> [ARTICLE]:

——

Stage 2 - "live" proxy layer capable of swapping bean references in response to component load/unload.

Estimated time: 1 week. This would detect changed datestamps on key files in the components area (probably initially only components.xml) and initiate reload of the associated component. Key abilities:

  • JARs should be copied into a "private area" before code loading to prevent obstructing file handles (primarily on Windows).
  • The proxies should be switched to act as "valves" when a component begins to reload. New invocations across the proxy boundary should block until the reload is completed, but existing calls should be allowed to terminate normally. Cases of extreme delays might be handled with a timeout and forcible termination of the thread (question).
  • Reloading should be able to be turned off selectively or completely for production instances where inadvertent triggering could be dangerous. Should default to "off" unless configured through sakai.properties.

Stage 3 - Enabling reloading for all relevant services - listeners and lifecycles via OSGi

Estimated time: 2-3 days for initial impl, gradual framework migration over months/years.

Some components in Sakai, especially those that are simple and/or cleanly written, may well reload correctly "out of the box". Many of them, unfortunately, will not, without some reworking.

  • Pieces of Spring/component technology which expect to be responsive to reloading should be given a "stub" OSGi implementation of the core listener methods (more below). In particular, every component should be allocated a (largely stub) OSGI BundleContext.

Many existing components in Sakai will not reload correctly. There are many cases of "backwash" APIs where Object references to other Spring beans are held "against the flow", that is, for example, a setter method which calls a method on its argument passing "this" as an argument. The classic case for this is the Observer/Listener pattern, which will need to be taken out of direct control of component code. In order to provide a forwards migration and convergence strategy, deferring to the OSGi semantics and APIs for this function seems wise. We need not implement any substantial quantity of an OSGi container, but ensure that where clients use container-specific functionality, this is provided via OSGi-compliant interfaces.

Key methods are held in the standard OSGi framework interface BundleContext such as "addBundleListener", "addServiceListener" etc.

A key piece of infrastructure to be used to abstract these details from newer code is patterns such as the BeanCollector as part of the Entity Broker. This allows the Provider pattern to be implemented simply by registering Spring beans implementing a particular interface, which are automatically collected by the framework and handed to clients. Where the client does not require to react to changes in the live bean set, it could simply be handed a "volatile" kind of List/Map. Where it does require to take specific action on detecting reloading/unloading, it should instead use the standard OSGi stubs provided, probably via Spring-OSGi. Older code will need to be reworked to use the new Listener idioms where reloading functionality is required.

——

> [GIVEN INSTRUCTION]:
Reproduce word for word the passage of the text on component reloading in Sakai that begins with the words containing "Estimated time: 1" and ends with "the thread (question).". The listing has no connection to the text on component reloading in Sakai.

> [SUPPLIED MATERIAL]:
——

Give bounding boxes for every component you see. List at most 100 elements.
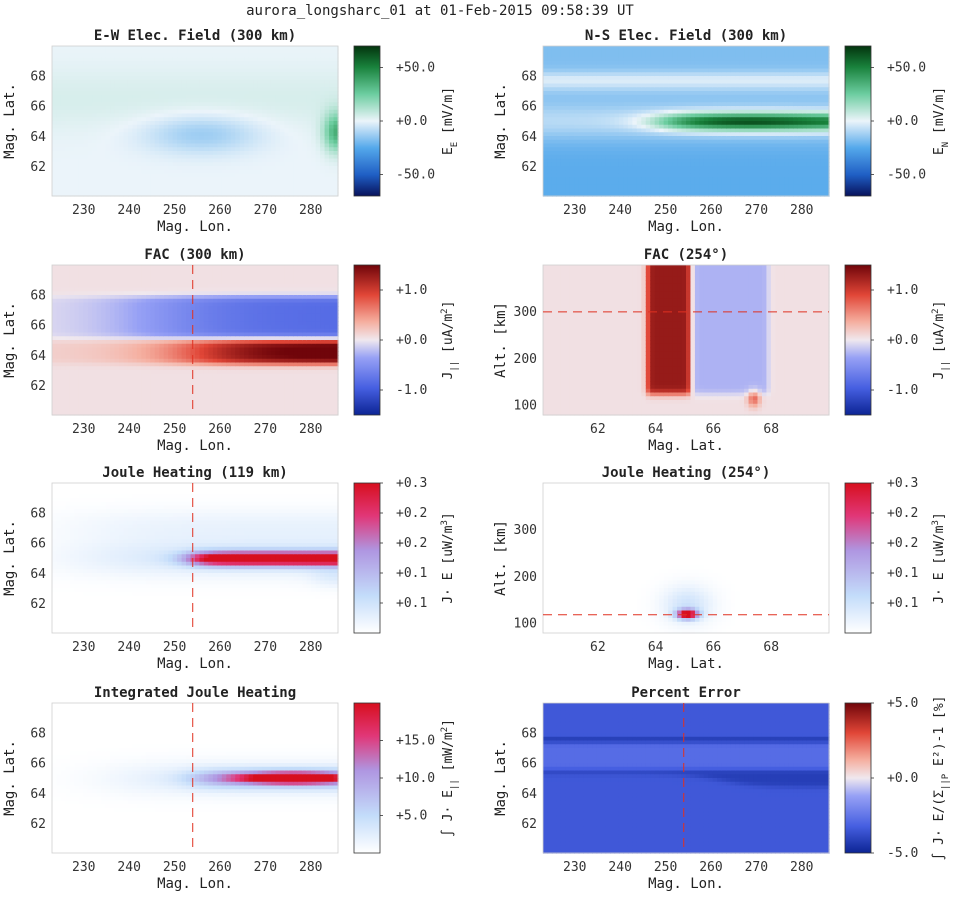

——

> [FULL OUTPUT]:
Estimated time: 1 week. This would detect changed datestamps on key files in the components area (probably initially only components.xml) and initiate reload of the associated component. Key abilities:

  • JARs should be copied into a "private area" before code loading to prevent obstructing file handles (primarily on Windows).
  • The proxies should be switched to act as "valves" when a component begins to reload. New invocations across the proxy boundary should block until the reload is completed, but existing calls should be allowed to terminate normally. Cases of extreme delays might be handled with a timeout and forcible termination of the thread (question).